_What you are asked to do:_
Return each entry exactly, omitting nothing.
>> START Available records
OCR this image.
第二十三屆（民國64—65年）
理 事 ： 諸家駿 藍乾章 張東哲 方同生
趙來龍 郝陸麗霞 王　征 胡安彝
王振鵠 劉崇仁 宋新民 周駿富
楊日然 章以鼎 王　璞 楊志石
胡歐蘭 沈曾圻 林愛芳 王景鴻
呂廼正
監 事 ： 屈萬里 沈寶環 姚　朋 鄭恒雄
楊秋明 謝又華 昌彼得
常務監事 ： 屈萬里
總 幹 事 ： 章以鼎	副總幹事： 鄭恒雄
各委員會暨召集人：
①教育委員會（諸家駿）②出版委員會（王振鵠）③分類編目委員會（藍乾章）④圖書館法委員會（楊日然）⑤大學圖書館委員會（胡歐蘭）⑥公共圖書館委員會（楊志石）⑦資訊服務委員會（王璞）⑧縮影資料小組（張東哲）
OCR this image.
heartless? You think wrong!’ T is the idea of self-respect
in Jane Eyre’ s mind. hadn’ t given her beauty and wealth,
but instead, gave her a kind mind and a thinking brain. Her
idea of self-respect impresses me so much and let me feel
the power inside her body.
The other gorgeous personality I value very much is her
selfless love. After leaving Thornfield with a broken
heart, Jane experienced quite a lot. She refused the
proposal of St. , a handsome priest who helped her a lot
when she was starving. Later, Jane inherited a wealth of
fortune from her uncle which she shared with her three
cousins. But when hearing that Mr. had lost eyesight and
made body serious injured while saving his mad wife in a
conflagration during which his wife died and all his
>> END Available records
_Solution to this exercise:_
OCR this image.
第二十三屆（民國64—65年）
理 事 ： 諸家駿 藍乾章 張東哲 方同生
趙來龍 郝陸麗霞 王　征 胡安彝
王振鵠 劉崇仁 宋新民 周駿富
楊日然 章以鼎 王　璞 楊志石
胡歐蘭 沈曾圻 林愛芳 王景鴻
呂廼正
監 事 ： 屈萬里 沈寶環 姚　朋 鄭恒雄
楊秋明 謝又華 昌彼得
常務監事 ： 屈萬里
總 幹 事 ： 章以鼎	副總幹事： 鄭恒雄
各委員會暨召集人：
①教育委員會（諸家駿）②出版委員會（王振鵠）③分類編目委員會（藍乾章）④圖書館法委員會（楊日然）⑤大學圖書館委員會（胡歐蘭）⑥公共圖書館委員會（楊志石）⑦資訊服務委員會（王璞）⑧縮影資料小組（張東哲）
OCR this image.
heartless? You think wrong!’ T is the idea of self-respect
in Jane Eyre’ s mind. hadn’ t given her beauty and wealth,
but instead, gave her a kind mind and a thinking brain. Her
idea of self-respect impresses me so much and let me feel
the power inside her body.
The other gorgeous personality I value very much is her
selfless love. After leaving Thornfield with a broken
heart, Jane experienced quite a lot. She refused the
proposal of St. , a handsome priest who helped her a lot
when she was starving. Later, Jane inherited a wealth of
fortune from her uncle which she shared with her three
cousins. But when hearing that Mr. had lost eyesight and
made body serious injured while saving his mad wife in a
conflagration during which his wife died and all his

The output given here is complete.